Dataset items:
-- Start --

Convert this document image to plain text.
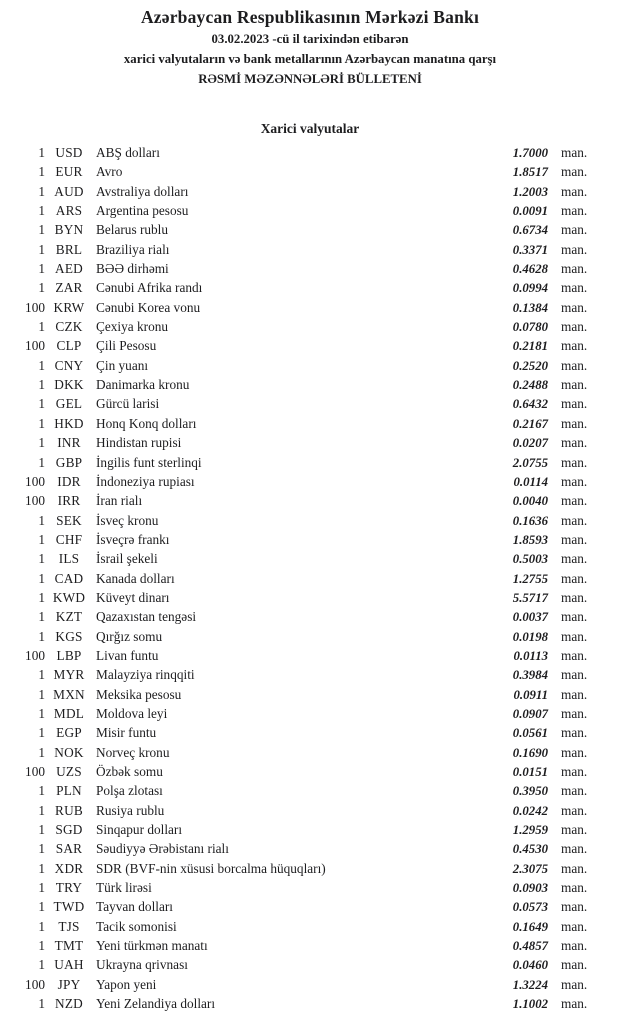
Azərbaycan Respublikasının Mərkəzi Bankı
03.02.2023 -cü il tarixindən etibarən
xarici valyutaların və bank metallarının Azərbaycan manatına qarşı
RƏSMİ MƏZƏNNƏLƏRİ BÜLLETENİ
Xarici valyutalar
1 USD	ABŞ dolları	1.7000 man.
1 EUR	Avro	1.8517 man.
1 AUD Avstraliya dolları	1.2003 man.
1 ARS	Argentina pesosu	0.0091 man.
1 BYN Belarus rublu	0.6734 man.
1 BRL	Braziliya rialı	0.3371 man.
1 AED BƏƏ dirhəmi	0.4628 man.
1 ZAR	Cənubi Afrika randı	0.0994 man.
100 KRW Cənubi Korea vonu	0.1384 man.
1 CZK	Çexiya kronu	0.0780 man.
100 CLP	Çili Pesosu	0.2181 man.
1 CNY Çin yuanı	0.2520 man.
1 DKK Danimarka kronu	0.2488 man.
1 GEL	Gürcü larisi	0.6432 man.
1 HKD Honq Konq dolları	0.2167 man.
1 INR	Hindistan rupisi	0.0207 man.
1 GBP	İngilis funt sterlinqi	2.0755 man.
100 IDR	İndoneziya rupiası	0.0114 man.
100 IRR	İran rialı	0.0040 man.
1 SEK	İsveç kronu	0.1636 man.
1 CHF	İsveçrə frankı	1.8593 man.
1	ILS	İsrail şekeli	0.5003 man.
1 CAD Kanada dolları	1.2755 man.
1 KWD Küveyt dinarı	5.5717 man.
1 KZT	Qazaxıstan tengəsi	0.0037 man.
1 KGS	Qırğız somu	0.0198 man.
100 LBP	Livan funtu	0.0113 man.
1 MYR Malayziya rinqqiti	0.3984 man.
1 MXN Meksika pesosu	0.0911 man.
1 MDL Moldova leyi	0.0907 man.
1 EGP	Misir funtu	0.0561 man.
1 NOK Norveç kronu	0.1690 man.
100 UZS	Özbək somu	0.0151 man.
1 PLN	Polşa zlotası	0.3950 man.
1 RUB Rusiya rublu	0.0242 man.
1 SGD	Sinqapur dolları	1.2959 man.
1 SAR	Səudiyyə Ərəbistanı rialı	0.4530 man.
1 XDR SDR (BVF-nin xüsusi borcalma hüquqları)	2.3075 man.
1 TRY	Türk lirəsi	0.0903 man.
1 TWD Tayvan dolları	0.0573 man.
1	TJS	Tacik somonisi	0.1649 man.
1 TMT Yeni türkmən manatı	0.4857 man.
1 UAH Ukrayna qrivnası	0.0460 man.
100 JPY	Yapon yeni	1.3224 man.
1 NZD Yeni Zelandiya dolları	1.1002 man.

-- End --

* [What you should do]:
Gather each line in the data that holds the string "somu".

* [Exercise solution]:
1 KGS	Qırğız somu	0.0198 man.
100 UZS	Özbək somu	0.0151 man.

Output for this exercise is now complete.